Brief =
What lines of the data below include the word "Record"? Report them by copying each.

Data extract =

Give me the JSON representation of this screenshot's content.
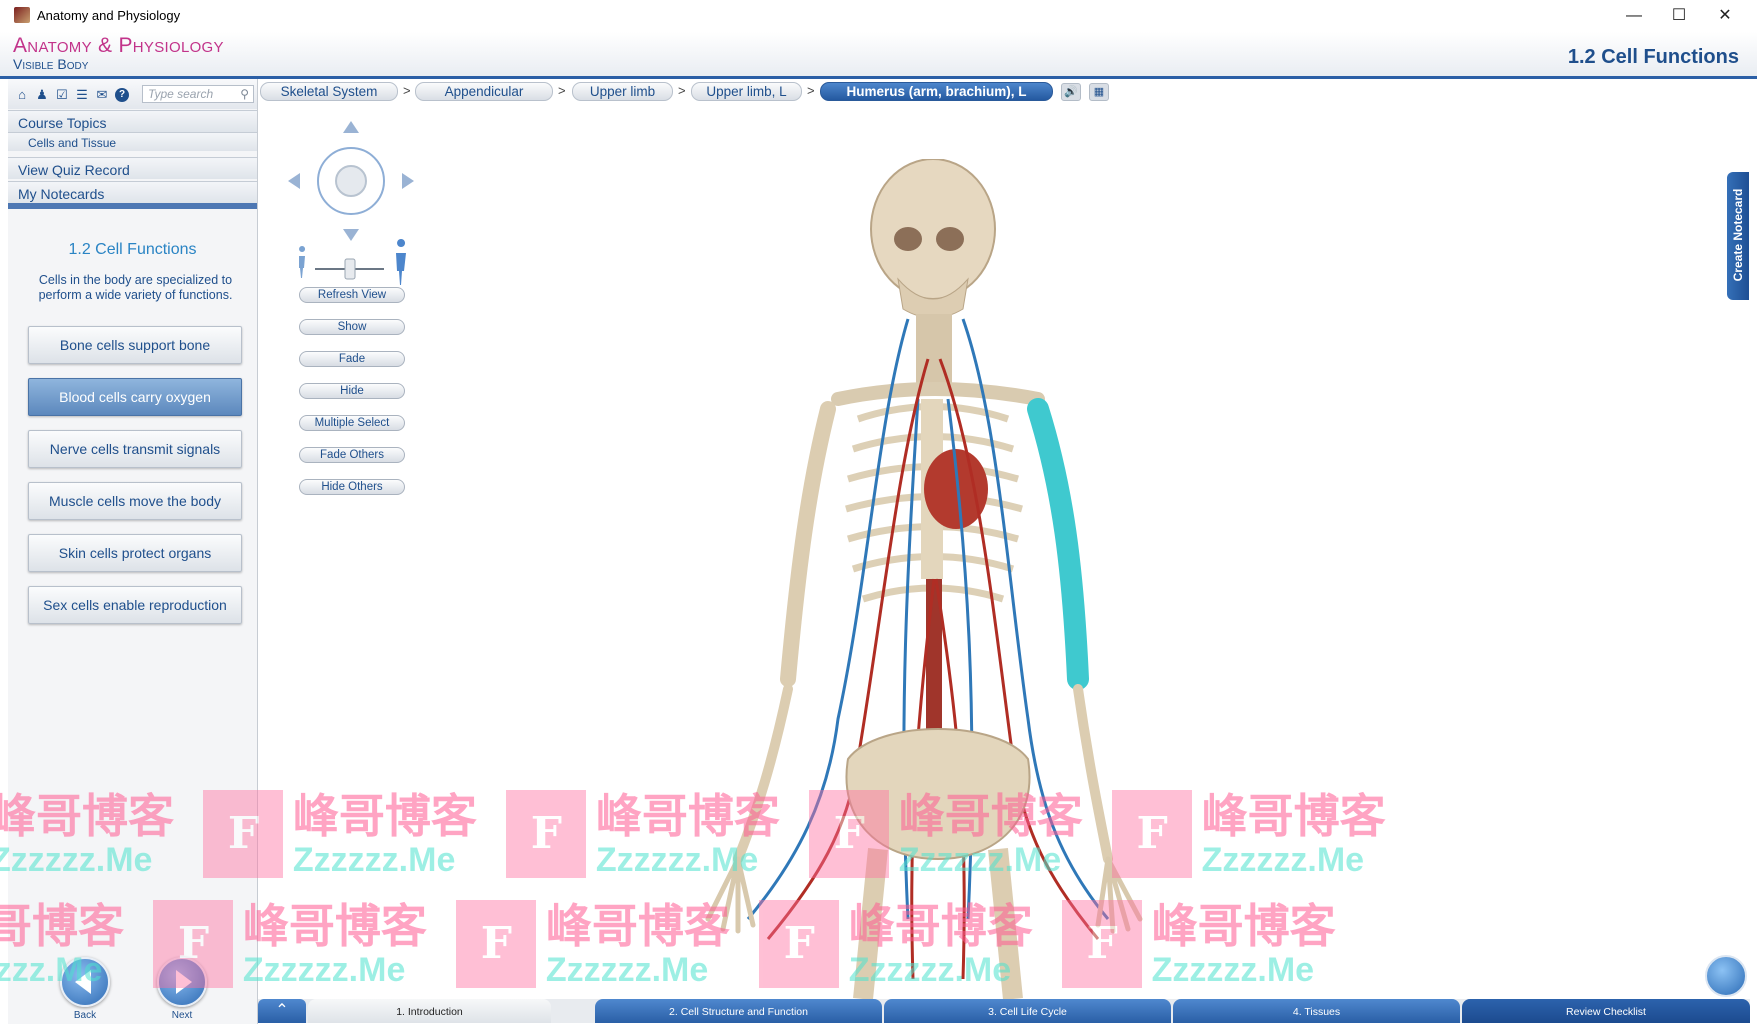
{
  "window": {
    "title": "Anatomy and Physiology"
  },
  "header": {
    "logo_line1": "Anatomy & Physiology",
    "logo_line2": "Visible Body",
    "page_heading": "1.2 Cell Functions"
  },
  "sidebar": {
    "search_placeholder": "Type search",
    "nav": {
      "course_topics": "Course Topics",
      "cells_and_tissue": "Cells and Tissue",
      "view_quiz_record": "View Quiz Record",
      "my_notecards": "My Notecards"
    },
    "lesson_title": "1.2 Cell Functions",
    "lesson_description": "Cells in the body are specialized to perform a wide variety of functions.",
    "topics": [
      {
        "label": "Bone cells support bone",
        "active": false
      },
      {
        "label": "Blood cells carry oxygen",
        "active": true
      },
      {
        "label": "Nerve cells transmit signals",
        "active": false
      },
      {
        "label": "Muscle cells move the body",
        "active": false
      },
      {
        "label": "Skin cells protect organs",
        "active": false
      },
      {
        "label": "Sex cells enable reproduction",
        "active": false
      }
    ],
    "back_label": "Back",
    "next_label": "Next"
  },
  "breadcrumb": {
    "items": [
      "Skeletal System",
      "Appendicular",
      "Upper limb",
      "Upper limb, L",
      "Humerus (arm, brachium), L"
    ],
    "separator": ">"
  },
  "controls": {
    "buttons": [
      "Refresh View",
      "Show",
      "Fade",
      "Hide",
      "Multiple Select",
      "Fade Others",
      "Hide Others"
    ]
  },
  "notecard_tab": "Create Notecard",
  "bottom_tabs": [
    {
      "label": "1. Introduction",
      "active": true
    },
    {
      "label": "2. Cell Structure and Function",
      "active": false
    },
    {
      "label": "3. Cell Life Cycle",
      "active": false
    },
    {
      "label": "4. Tissues",
      "active": false
    },
    {
      "label": "Review Checklist",
      "active": false
    }
  ],
  "watermark": {
    "cn": "峰哥博客",
    "en": "Zzzzzz.Me",
    "letter": "F"
  },
  "colors": {
    "brand_blue": "#1f4f8c",
    "brand_pink": "#c2338a",
    "accent_cyan": "#2a84c4"
  }
}
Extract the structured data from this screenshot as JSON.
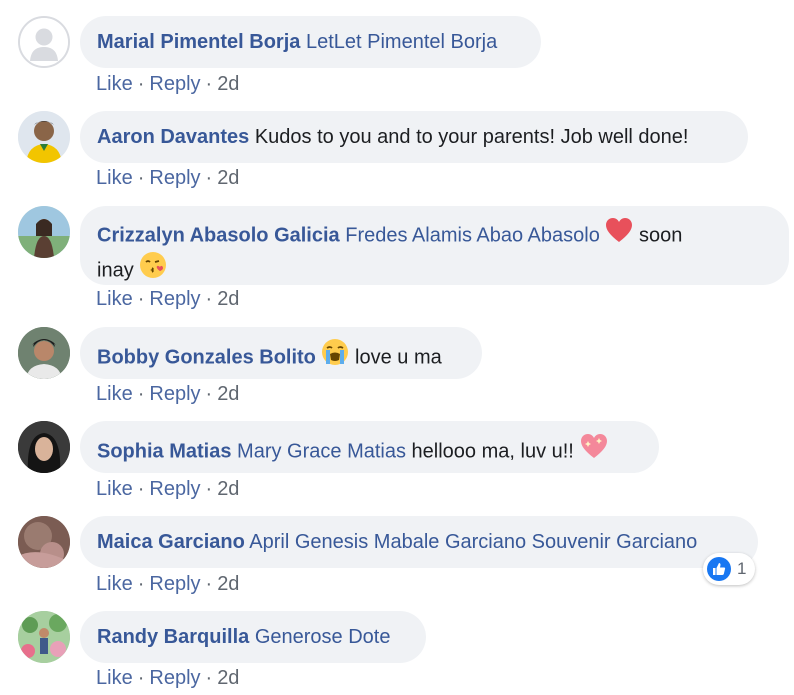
{
  "colors": {
    "author": "#385898",
    "link": "#4b67a1",
    "bubble": "#f0f2f5",
    "meta": "#606770",
    "like_blue": "#1877f2"
  },
  "actions": {
    "like": "Like",
    "reply": "Reply",
    "sep": "·",
    "time": "2d"
  },
  "comments": [
    {
      "author": "Marial Pimentel Borja",
      "mentions": [
        "LetLet Pimentel Borja"
      ],
      "text": ""
    },
    {
      "author": "Aaron Davantes",
      "mentions": [],
      "text": "Kudos to you and to your parents! Job well done!"
    },
    {
      "author": "Crizzalyn Abasolo Galicia",
      "mentions": [
        "Fredes Alamis Abao Abasolo"
      ],
      "text_after_heart": "soon",
      "text_line2": "inay",
      "emojis": [
        "heart-emoji",
        "kissing-face-emoji"
      ]
    },
    {
      "author": "Bobby Gonzales Bolito",
      "mentions": [],
      "text": "love u ma",
      "emojis": [
        "loudly-crying-face-emoji"
      ]
    },
    {
      "author": "Sophia Matias",
      "mentions": [
        "Mary Grace Matias"
      ],
      "text": "hellooo ma, luv u!!",
      "emojis": [
        "sparkling-heart-emoji"
      ]
    },
    {
      "author": "Maica Garciano",
      "mentions": [
        "April Genesis Mabale Garciano",
        "Souvenir Garciano"
      ],
      "text": "",
      "reaction_count": "1",
      "reaction_icon": "thumbs-up-icon"
    },
    {
      "author": "Randy Barquilla",
      "mentions": [
        "Generose Dote"
      ],
      "text": ""
    }
  ]
}
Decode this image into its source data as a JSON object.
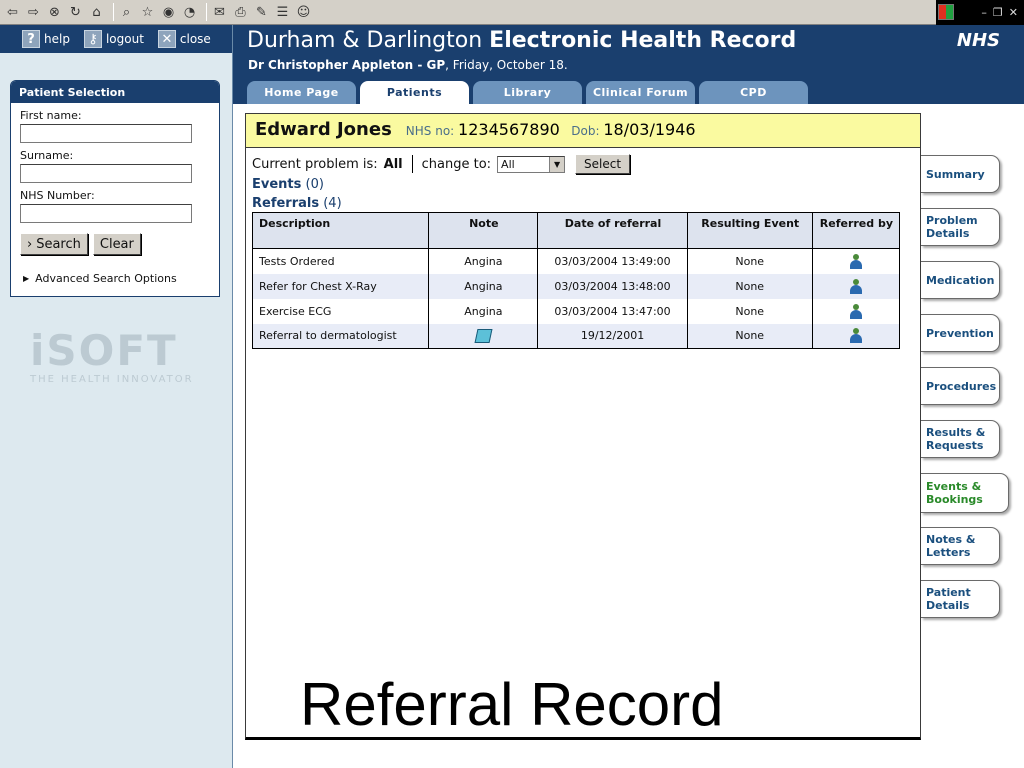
{
  "left_top": {
    "help": "help",
    "logout": "logout",
    "close": "close"
  },
  "patient_selection": {
    "title": "Patient Selection",
    "first_name_label": "First name:",
    "surname_label": "Surname:",
    "nhs_number_label": "NHS Number:",
    "first_name_value": "",
    "surname_value": "",
    "nhs_number_value": "",
    "search_button": "Search",
    "clear_button": "Clear",
    "advanced_search": "Advanced Search Options"
  },
  "isoft": {
    "logo_text": "iSOFT",
    "tagline": "THE HEALTH INNOVATOR"
  },
  "header": {
    "title_plain": "Durham & Darlington ",
    "title_bold": "Electronic Health Record",
    "nhs_logo": "NHS",
    "doctor_name": "Dr Christopher Appleton - GP",
    "date": ", Friday, October 18."
  },
  "nav_tabs": [
    {
      "label": "Home Page"
    },
    {
      "label": "Patients"
    },
    {
      "label": "Library"
    },
    {
      "label": "Clinical Forum"
    },
    {
      "label": "CPD"
    }
  ],
  "patient": {
    "name": "Edward Jones",
    "nhs_label": "NHS no:",
    "nhs_value": "1234567890",
    "dob_label": "Dob:",
    "dob_value": "18/03/1946"
  },
  "problem": {
    "label": "Current problem is:",
    "value": "All",
    "change_label": "change to:",
    "select_value": "All",
    "select_button": "Select"
  },
  "events": {
    "label": "Events",
    "count": "(0)"
  },
  "referrals": {
    "label": "Referrals",
    "count": "(4)"
  },
  "table": {
    "headers": [
      "Description",
      "Note",
      "Date of referral",
      "Resulting Event",
      "Referred by"
    ],
    "rows": [
      {
        "description": "Tests Ordered",
        "note": "Angina",
        "date": "03/03/2004 13:49:00",
        "result": "None"
      },
      {
        "description": "Refer for Chest X-Ray",
        "note": "Angina",
        "date": "03/03/2004 13:48:00",
        "result": "None"
      },
      {
        "description": "Exercise ECG",
        "note": "Angina",
        "date": "03/03/2004 13:47:00",
        "result": "None"
      },
      {
        "description": "Referral to dermatologist",
        "note": "",
        "date": "19/12/2001",
        "result": "None"
      }
    ]
  },
  "caption": "Referral Record",
  "side_tabs": [
    {
      "line1": "Summary",
      "line2": ""
    },
    {
      "line1": "Problem",
      "line2": "Details"
    },
    {
      "line1": "Medication",
      "line2": ""
    },
    {
      "line1": "Prevention",
      "line2": ""
    },
    {
      "line1": "Procedures",
      "line2": ""
    },
    {
      "line1": "Results &",
      "line2": "Requests"
    },
    {
      "line1": "Events &",
      "line2": "Bookings"
    },
    {
      "line1": "Notes &",
      "line2": "Letters"
    },
    {
      "line1": "Patient",
      "line2": "Details"
    }
  ],
  "colors": {
    "header_blue": "#1a3f6e",
    "tab_blue": "#6d94bd",
    "banner_yellow": "#fafaa0",
    "left_panel": "#dde9ef",
    "active_side_tab": "#2a8a2a"
  }
}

Task solution =
      "view_quiz_record": "View Quiz Record",
    "title_bold": "Electronic Health Record",
  "caption": "Referral Record",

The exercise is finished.